◆ Data extract:
···
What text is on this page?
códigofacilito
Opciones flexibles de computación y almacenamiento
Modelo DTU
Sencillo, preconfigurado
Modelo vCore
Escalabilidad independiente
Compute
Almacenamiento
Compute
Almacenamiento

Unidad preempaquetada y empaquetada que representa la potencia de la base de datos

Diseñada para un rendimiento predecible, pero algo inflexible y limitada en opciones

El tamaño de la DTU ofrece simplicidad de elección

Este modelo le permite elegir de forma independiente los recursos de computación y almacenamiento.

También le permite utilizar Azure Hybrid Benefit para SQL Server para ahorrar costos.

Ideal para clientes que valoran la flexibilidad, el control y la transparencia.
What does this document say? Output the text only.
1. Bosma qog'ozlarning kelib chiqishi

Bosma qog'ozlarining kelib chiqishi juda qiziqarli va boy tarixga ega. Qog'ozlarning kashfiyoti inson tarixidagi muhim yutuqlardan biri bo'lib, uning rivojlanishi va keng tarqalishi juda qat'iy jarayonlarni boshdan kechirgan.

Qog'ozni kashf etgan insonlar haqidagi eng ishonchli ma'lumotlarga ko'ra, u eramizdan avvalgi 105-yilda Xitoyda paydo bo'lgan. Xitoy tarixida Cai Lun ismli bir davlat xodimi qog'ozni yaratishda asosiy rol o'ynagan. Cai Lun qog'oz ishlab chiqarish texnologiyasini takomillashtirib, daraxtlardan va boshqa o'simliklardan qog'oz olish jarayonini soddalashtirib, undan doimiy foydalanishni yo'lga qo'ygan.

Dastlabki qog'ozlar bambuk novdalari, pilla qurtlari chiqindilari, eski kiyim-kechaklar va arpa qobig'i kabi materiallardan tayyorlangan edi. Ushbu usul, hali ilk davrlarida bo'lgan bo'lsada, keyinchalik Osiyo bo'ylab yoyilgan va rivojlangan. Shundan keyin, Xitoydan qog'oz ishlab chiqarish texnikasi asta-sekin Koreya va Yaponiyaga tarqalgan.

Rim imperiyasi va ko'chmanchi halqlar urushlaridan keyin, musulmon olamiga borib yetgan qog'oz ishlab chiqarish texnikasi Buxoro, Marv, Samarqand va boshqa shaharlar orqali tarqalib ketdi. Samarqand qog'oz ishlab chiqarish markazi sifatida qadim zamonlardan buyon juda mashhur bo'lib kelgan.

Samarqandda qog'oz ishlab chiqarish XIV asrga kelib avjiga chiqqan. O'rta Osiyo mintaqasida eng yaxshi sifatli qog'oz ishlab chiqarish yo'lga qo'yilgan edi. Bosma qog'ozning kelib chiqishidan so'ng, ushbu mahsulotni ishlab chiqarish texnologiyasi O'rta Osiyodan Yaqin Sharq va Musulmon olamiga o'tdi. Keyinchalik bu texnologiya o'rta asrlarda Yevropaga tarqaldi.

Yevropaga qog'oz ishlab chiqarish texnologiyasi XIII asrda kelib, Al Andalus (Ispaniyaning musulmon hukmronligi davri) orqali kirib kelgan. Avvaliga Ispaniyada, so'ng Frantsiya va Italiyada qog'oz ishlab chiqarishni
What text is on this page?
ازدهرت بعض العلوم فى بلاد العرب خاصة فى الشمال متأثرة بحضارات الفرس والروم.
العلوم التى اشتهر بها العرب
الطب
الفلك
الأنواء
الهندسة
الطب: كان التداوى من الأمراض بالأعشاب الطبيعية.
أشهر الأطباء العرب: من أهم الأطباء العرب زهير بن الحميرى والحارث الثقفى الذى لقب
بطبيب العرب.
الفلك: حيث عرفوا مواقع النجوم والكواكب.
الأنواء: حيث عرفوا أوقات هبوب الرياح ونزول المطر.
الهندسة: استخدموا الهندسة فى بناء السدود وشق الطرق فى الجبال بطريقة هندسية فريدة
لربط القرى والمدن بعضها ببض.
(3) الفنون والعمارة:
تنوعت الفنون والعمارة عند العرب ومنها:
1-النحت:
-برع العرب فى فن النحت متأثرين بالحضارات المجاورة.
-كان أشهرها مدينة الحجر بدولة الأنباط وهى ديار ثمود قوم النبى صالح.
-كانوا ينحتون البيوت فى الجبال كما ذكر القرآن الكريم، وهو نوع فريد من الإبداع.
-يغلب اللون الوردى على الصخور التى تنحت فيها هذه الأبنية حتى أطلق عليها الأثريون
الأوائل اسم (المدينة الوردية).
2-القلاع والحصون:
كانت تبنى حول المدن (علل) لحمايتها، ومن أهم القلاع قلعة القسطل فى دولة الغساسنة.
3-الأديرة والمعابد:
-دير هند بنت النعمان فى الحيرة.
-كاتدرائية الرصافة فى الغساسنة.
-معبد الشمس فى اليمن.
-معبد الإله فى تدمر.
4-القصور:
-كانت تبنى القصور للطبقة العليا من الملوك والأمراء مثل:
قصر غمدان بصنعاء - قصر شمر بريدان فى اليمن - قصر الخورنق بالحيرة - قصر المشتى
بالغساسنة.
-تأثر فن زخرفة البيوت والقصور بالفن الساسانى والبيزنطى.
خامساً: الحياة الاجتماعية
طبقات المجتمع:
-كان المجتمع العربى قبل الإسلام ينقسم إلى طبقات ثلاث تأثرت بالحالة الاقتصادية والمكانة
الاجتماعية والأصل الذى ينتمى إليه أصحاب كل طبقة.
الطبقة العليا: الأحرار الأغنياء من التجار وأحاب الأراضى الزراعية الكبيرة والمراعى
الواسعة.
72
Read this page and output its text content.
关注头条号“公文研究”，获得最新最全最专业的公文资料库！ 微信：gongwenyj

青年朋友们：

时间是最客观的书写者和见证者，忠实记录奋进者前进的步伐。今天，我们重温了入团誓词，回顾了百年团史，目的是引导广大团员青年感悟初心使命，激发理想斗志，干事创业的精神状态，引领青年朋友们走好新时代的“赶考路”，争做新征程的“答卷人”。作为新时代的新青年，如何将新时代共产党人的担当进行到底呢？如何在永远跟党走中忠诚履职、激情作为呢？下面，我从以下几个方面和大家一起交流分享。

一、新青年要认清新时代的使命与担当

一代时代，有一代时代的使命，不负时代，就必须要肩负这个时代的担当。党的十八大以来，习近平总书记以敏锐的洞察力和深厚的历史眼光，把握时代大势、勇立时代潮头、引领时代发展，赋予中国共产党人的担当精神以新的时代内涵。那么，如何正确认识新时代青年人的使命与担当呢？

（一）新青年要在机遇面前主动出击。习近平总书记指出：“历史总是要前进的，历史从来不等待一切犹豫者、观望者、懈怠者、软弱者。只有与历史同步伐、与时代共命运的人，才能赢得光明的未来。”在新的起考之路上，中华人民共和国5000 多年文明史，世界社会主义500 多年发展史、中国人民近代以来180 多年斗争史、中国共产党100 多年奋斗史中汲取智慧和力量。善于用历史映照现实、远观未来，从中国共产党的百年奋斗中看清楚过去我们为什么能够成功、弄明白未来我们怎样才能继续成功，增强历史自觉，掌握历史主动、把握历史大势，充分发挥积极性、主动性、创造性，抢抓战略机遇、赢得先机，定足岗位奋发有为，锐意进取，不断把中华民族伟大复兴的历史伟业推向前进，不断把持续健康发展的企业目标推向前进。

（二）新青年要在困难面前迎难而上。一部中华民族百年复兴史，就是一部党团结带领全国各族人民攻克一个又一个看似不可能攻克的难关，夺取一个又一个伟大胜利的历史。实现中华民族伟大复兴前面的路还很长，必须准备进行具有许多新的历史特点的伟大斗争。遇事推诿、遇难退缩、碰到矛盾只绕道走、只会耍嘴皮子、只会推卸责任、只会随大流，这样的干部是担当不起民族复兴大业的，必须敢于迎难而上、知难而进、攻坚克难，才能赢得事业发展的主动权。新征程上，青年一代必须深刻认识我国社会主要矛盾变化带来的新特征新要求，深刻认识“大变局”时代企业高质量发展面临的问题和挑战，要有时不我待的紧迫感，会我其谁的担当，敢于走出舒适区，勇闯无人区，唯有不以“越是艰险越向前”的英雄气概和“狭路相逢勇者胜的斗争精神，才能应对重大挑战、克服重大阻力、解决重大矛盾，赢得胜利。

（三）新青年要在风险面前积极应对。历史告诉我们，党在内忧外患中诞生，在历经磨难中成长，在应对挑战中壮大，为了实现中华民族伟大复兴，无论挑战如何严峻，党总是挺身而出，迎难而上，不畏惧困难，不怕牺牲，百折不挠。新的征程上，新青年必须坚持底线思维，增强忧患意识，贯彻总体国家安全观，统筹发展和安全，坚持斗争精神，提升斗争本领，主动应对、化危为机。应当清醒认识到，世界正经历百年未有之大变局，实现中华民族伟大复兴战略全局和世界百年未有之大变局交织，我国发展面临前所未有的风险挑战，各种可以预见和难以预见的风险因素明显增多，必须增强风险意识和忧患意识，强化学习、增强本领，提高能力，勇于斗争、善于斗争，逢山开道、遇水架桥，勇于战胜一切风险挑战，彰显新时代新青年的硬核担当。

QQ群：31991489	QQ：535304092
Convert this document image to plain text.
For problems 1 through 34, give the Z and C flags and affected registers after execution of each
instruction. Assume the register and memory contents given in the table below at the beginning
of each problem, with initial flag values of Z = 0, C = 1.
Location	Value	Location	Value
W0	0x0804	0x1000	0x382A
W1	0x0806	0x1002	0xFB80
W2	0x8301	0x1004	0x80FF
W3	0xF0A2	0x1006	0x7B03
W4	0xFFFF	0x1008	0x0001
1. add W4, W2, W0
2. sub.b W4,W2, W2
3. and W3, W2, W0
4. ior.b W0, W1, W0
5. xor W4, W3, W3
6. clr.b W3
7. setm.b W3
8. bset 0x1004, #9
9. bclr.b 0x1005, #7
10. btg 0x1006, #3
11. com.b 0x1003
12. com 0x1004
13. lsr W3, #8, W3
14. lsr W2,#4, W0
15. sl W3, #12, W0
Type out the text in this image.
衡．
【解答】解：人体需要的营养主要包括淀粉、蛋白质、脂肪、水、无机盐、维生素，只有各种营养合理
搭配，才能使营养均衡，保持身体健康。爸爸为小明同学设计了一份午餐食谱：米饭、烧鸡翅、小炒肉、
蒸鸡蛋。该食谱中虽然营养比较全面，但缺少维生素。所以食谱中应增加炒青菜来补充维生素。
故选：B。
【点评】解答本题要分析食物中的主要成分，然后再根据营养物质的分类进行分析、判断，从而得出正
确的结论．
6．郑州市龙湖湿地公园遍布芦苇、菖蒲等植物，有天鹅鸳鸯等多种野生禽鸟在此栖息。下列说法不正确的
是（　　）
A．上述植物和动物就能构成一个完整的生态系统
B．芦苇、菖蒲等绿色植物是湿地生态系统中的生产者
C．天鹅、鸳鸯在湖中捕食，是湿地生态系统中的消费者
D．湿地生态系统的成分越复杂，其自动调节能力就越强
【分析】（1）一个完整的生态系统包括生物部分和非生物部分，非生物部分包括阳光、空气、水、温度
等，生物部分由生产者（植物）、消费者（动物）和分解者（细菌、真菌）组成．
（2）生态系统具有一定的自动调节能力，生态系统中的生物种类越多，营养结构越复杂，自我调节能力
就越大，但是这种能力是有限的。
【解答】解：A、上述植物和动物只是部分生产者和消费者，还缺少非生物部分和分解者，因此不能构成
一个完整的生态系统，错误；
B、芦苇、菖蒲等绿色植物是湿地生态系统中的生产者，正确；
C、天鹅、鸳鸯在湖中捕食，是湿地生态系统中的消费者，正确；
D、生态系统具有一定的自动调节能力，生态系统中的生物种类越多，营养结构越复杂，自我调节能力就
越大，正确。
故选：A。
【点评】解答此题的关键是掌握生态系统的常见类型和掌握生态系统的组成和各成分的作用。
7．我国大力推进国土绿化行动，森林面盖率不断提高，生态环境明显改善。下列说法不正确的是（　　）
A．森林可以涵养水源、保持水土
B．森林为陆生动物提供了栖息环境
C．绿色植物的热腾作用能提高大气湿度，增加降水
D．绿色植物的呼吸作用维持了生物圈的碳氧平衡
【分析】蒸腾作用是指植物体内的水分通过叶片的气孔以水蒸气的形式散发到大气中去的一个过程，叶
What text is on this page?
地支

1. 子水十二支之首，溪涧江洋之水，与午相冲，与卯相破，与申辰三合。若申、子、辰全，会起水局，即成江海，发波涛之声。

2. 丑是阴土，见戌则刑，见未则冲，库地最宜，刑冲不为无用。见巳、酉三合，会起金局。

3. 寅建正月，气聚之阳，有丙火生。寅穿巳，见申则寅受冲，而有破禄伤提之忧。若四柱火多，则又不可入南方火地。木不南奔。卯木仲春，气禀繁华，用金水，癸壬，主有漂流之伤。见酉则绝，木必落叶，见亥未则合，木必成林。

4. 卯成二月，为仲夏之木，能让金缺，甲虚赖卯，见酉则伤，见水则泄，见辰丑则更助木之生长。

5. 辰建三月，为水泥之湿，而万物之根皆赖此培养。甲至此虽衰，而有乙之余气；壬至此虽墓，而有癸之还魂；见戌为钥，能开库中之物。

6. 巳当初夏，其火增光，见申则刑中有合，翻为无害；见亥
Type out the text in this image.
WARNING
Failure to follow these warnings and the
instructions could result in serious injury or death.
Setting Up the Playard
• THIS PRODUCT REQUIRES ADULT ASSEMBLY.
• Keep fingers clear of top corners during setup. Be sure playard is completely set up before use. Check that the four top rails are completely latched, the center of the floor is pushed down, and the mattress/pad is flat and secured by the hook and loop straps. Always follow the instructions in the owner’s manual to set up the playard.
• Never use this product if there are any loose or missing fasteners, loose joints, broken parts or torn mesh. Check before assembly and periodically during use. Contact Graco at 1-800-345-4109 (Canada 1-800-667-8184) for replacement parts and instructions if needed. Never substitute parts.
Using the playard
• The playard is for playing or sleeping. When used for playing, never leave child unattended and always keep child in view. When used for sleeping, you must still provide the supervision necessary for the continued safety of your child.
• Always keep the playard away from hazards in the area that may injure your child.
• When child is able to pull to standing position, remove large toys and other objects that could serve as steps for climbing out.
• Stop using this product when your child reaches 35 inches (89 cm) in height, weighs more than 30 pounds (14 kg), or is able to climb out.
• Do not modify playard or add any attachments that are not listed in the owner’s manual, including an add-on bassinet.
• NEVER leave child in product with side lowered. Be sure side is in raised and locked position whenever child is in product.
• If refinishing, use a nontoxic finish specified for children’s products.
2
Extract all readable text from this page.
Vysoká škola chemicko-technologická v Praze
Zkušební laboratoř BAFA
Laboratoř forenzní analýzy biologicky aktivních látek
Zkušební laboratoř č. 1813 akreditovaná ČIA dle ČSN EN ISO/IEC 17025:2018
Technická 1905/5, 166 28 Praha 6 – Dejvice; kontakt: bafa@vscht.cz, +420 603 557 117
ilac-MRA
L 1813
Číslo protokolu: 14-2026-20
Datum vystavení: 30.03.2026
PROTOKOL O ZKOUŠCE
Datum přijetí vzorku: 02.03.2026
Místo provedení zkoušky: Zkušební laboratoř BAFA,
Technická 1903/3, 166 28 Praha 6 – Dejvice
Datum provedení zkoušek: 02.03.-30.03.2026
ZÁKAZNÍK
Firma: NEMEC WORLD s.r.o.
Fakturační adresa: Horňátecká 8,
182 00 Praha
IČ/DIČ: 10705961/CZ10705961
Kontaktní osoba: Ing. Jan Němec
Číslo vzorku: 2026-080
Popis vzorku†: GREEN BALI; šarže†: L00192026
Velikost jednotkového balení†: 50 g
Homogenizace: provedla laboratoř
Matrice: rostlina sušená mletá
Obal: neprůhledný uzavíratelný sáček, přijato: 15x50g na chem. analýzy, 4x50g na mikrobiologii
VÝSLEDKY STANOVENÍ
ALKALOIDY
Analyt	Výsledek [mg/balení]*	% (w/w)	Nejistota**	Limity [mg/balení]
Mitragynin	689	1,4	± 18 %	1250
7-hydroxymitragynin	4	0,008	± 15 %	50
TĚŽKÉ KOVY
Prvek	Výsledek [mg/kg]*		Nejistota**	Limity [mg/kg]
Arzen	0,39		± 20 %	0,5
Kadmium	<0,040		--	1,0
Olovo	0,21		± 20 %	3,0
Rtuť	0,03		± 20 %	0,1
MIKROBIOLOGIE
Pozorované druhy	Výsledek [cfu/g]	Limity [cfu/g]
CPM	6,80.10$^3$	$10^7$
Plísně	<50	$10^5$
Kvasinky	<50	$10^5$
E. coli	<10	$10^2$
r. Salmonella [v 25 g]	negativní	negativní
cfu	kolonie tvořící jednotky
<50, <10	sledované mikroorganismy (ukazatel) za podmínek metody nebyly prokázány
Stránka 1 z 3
···
◆ Exercise objective: Collect the lines that hold "with".

◆ Answer to the exercise:
of each problem, with initial flag values of Z = 0, C = 1.
• NEVER leave child in product with side lowered. Be sure side is in raised and locked position whenever child is in product.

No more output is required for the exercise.